[Records that describe figures]
= = =
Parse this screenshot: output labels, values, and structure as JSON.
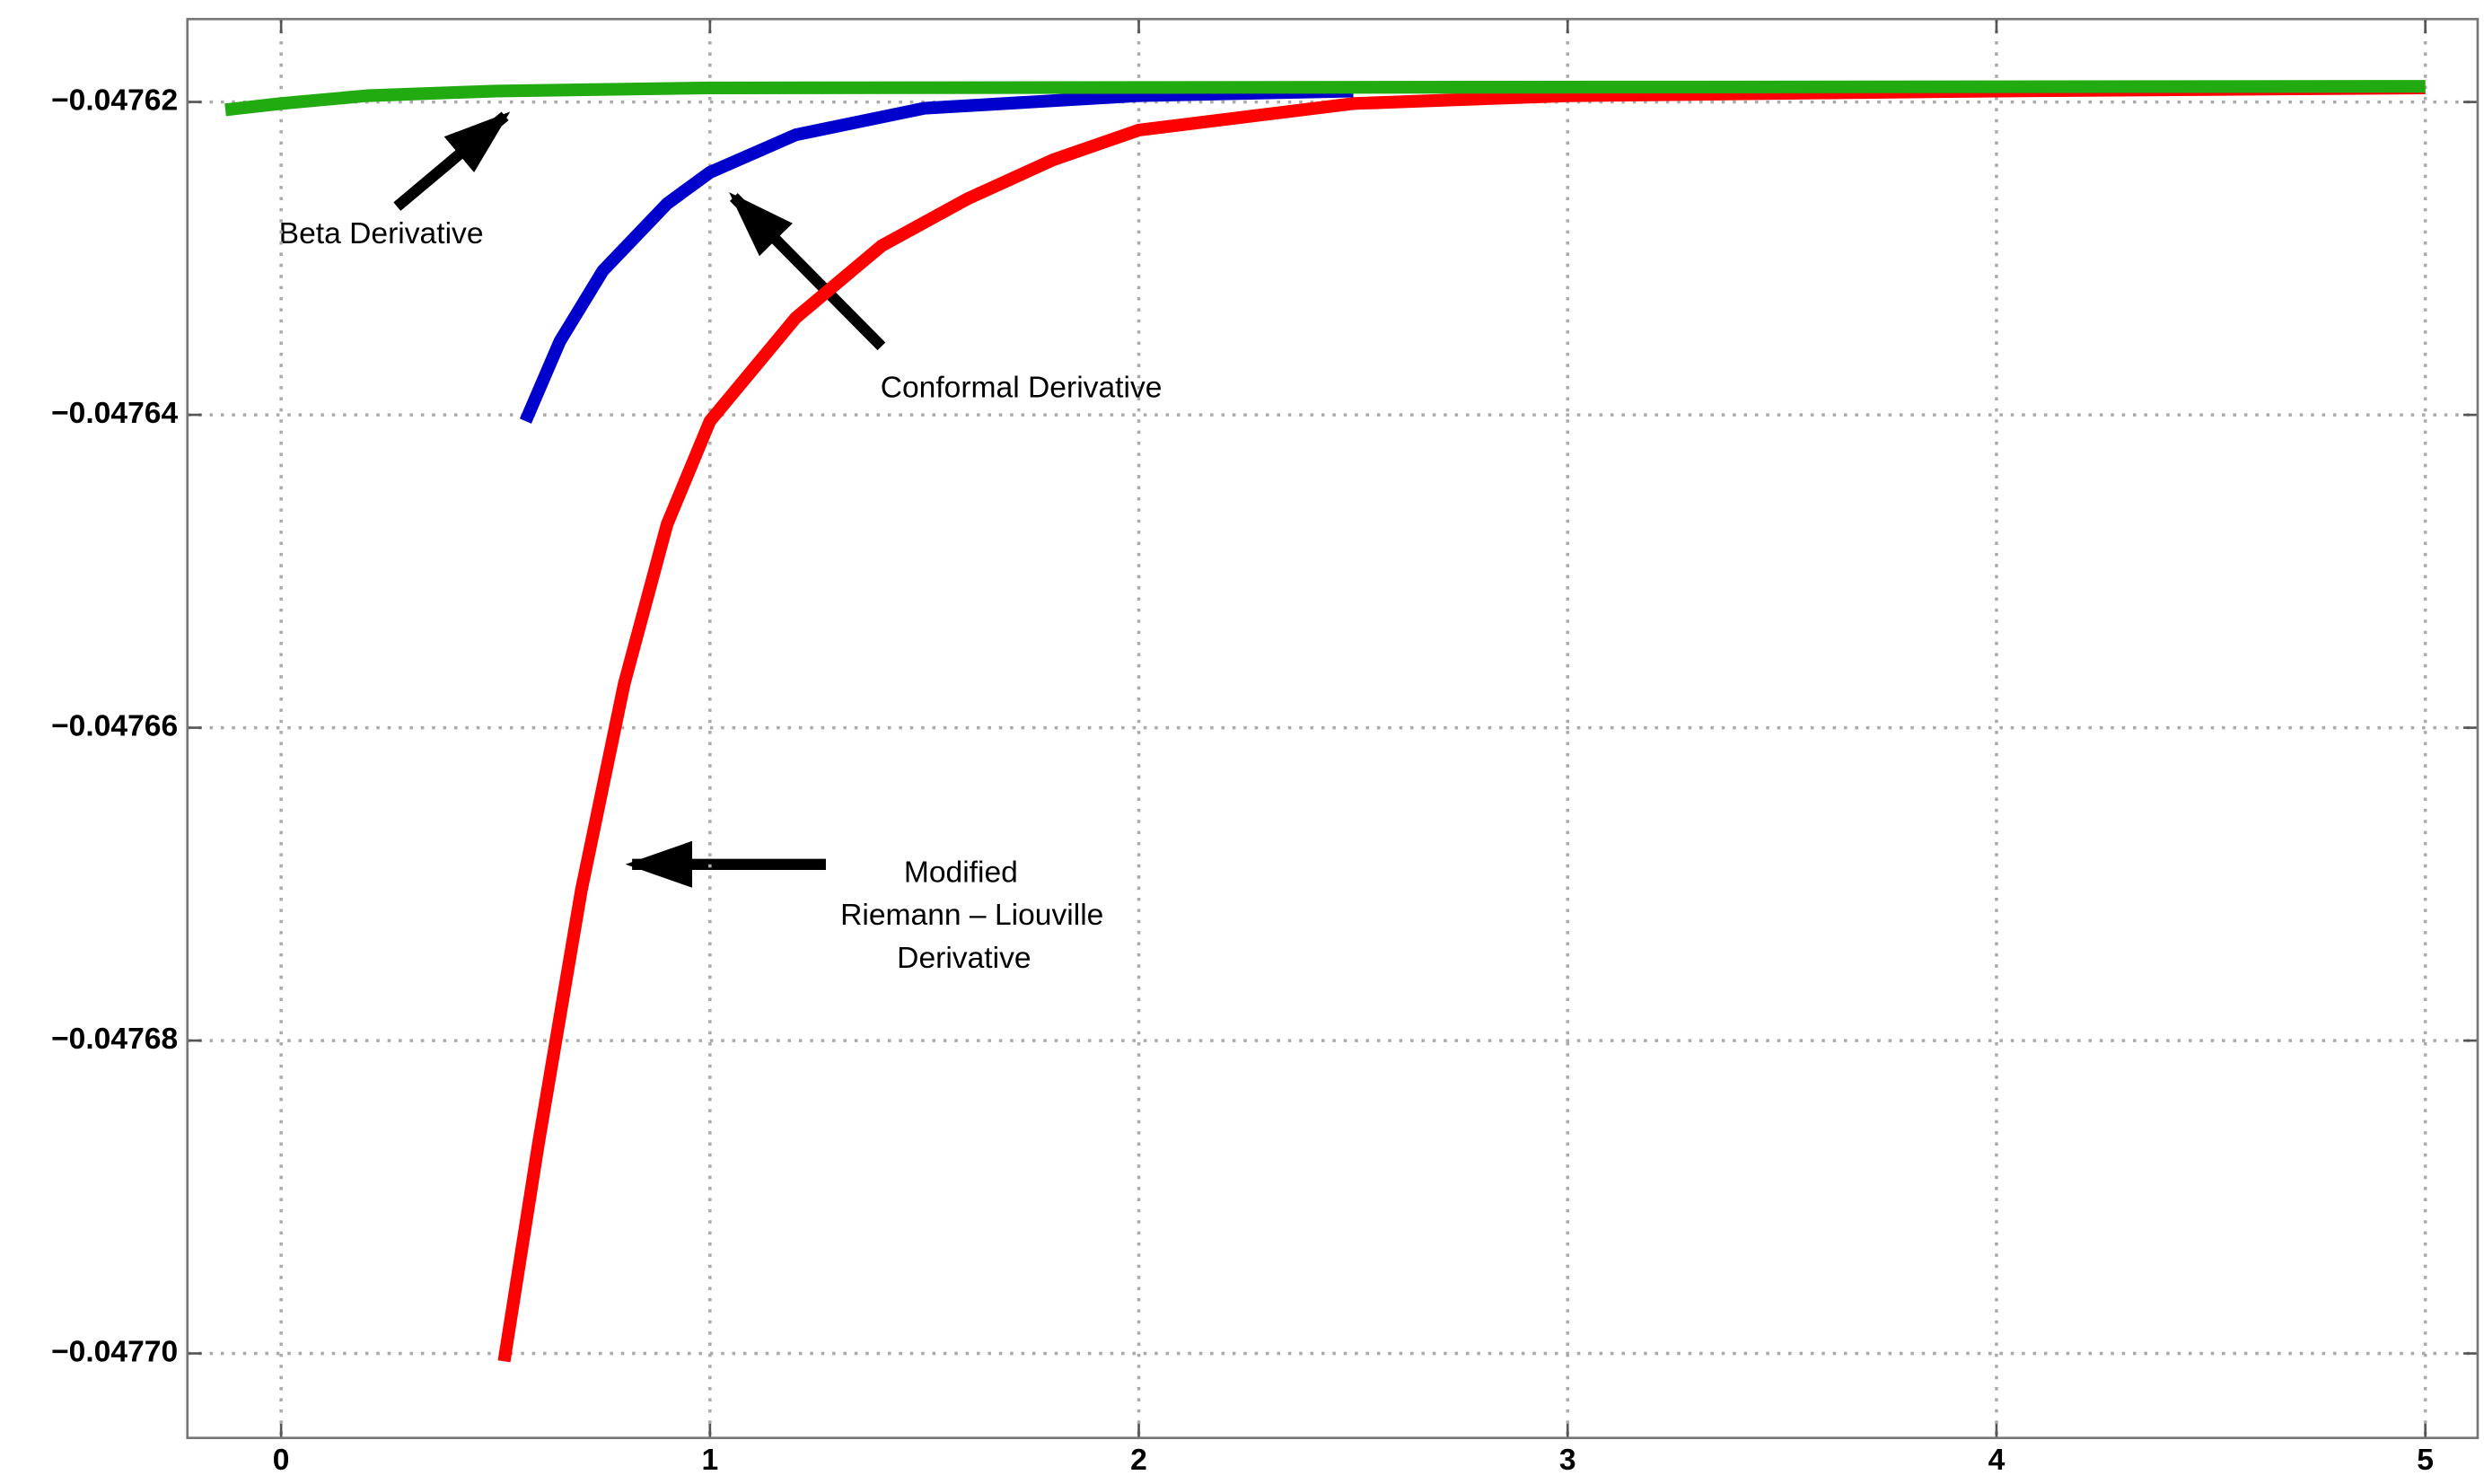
{
  "chart_data": {
    "type": "line",
    "xlim": [
      -0.2185,
      5.122
    ],
    "ylim": [
      -0.0477054,
      -0.0476147
    ],
    "xticks": [
      0,
      1,
      2,
      3,
      4,
      5
    ],
    "yticks": [
      {
        "value": -0.04762,
        "label": "−0.04762"
      },
      {
        "value": -0.04764,
        "label": "−0.04764"
      },
      {
        "value": -0.04766,
        "label": "−0.04766"
      },
      {
        "value": -0.04768,
        "label": "−0.04768"
      },
      {
        "value": -0.0477,
        "label": "−0.04770"
      }
    ],
    "grid": true,
    "series": [
      {
        "color": "#ff0000",
        "x": [
          0.52,
          0.6,
          0.7,
          0.8,
          0.9,
          1.0,
          1.2,
          1.4,
          1.6,
          1.8,
          2.0,
          2.5,
          3.0,
          4.0,
          5.0
        ],
        "values": [
          -0.0477005,
          -0.0476866,
          -0.0476704,
          -0.0476572,
          -0.047647,
          -0.0476404,
          -0.0476338,
          -0.0476292,
          -0.0476262,
          -0.0476237,
          -0.0476218,
          -0.0476201,
          -0.0476196,
          -0.0476193,
          -0.0476191
        ]
      },
      {
        "color": "#0000cc",
        "x": [
          0.57,
          0.65,
          0.75,
          0.9,
          1.0,
          1.2,
          1.5,
          2.0,
          2.5
        ],
        "values": [
          -0.0476404,
          -0.0476353,
          -0.0476308,
          -0.0476265,
          -0.0476245,
          -0.0476221,
          -0.0476204,
          -0.0476196,
          -0.0476193
        ]
      },
      {
        "color": "#22aa11",
        "x": [
          -0.13,
          0.0,
          0.2,
          0.5,
          1.0,
          5.0
        ],
        "values": [
          -0.0476205,
          -0.0476201,
          -0.0476196,
          -0.0476193,
          -0.0476191,
          -0.047619
        ]
      }
    ],
    "annotations": [
      "Beta Derivative",
      "Conformal Derivative",
      "Modified",
      "Riemann – Liouville",
      "Derivative"
    ]
  }
}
= = =
#### [What to produce]
Restate the data above word for word. Do not include the images.

#### [Answer for this exercise]
Parse this screenshot: output labels, values, and structure as JSON.
{
  "chart_data": {
    "type": "line",
    "xlim": [
      -0.2185,
      5.122
    ],
    "ylim": [
      -0.0477054,
      -0.0476147
    ],
    "xticks": [
      0,
      1,
      2,
      3,
      4,
      5
    ],
    "yticks": [
      {
        "value": -0.04762,
        "label": "−0.04762"
      },
      {
        "value": -0.04764,
        "label": "−0.04764"
      },
      {
        "value": -0.04766,
        "label": "−0.04766"
      },
      {
        "value": -0.04768,
        "label": "−0.04768"
      },
      {
        "value": -0.0477,
        "label": "−0.04770"
      }
    ],
    "grid": true,
    "series": [
      {
        "color": "#ff0000",
        "x": [
          0.52,
          0.6,
          0.7,
          0.8,
          0.9,
          1.0,
          1.2,
          1.4,
          1.6,
          1.8,
          2.0,
          2.5,
          3.0,
          4.0,
          5.0
        ],
        "values": [
          -0.0477005,
          -0.0476866,
          -0.0476704,
          -0.0476572,
          -0.047647,
          -0.0476404,
          -0.0476338,
          -0.0476292,
          -0.0476262,
          -0.0476237,
          -0.0476218,
          -0.0476201,
          -0.0476196,
          -0.0476193,
          -0.0476191
        ]
      },
      {
        "color": "#0000cc",
        "x": [
          0.57,
          0.65,
          0.75,
          0.9,
          1.0,
          1.2,
          1.5,
          2.0,
          2.5
        ],
        "values": [
          -0.0476404,
          -0.0476353,
          -0.0476308,
          -0.0476265,
          -0.0476245,
          -0.0476221,
          -0.0476204,
          -0.0476196,
          -0.0476193
        ]
      },
      {
        "color": "#22aa11",
        "x": [
          -0.13,
          0.0,
          0.2,
          0.5,
          1.0,
          5.0
        ],
        "values": [
          -0.0476205,
          -0.0476201,
          -0.0476196,
          -0.0476193,
          -0.0476191,
          -0.047619
        ]
      }
    ],
    "annotations": [
      "Beta Derivative",
      "Conformal Derivative",
      "Modified",
      "Riemann – Liouville",
      "Derivative"
    ]
  }
}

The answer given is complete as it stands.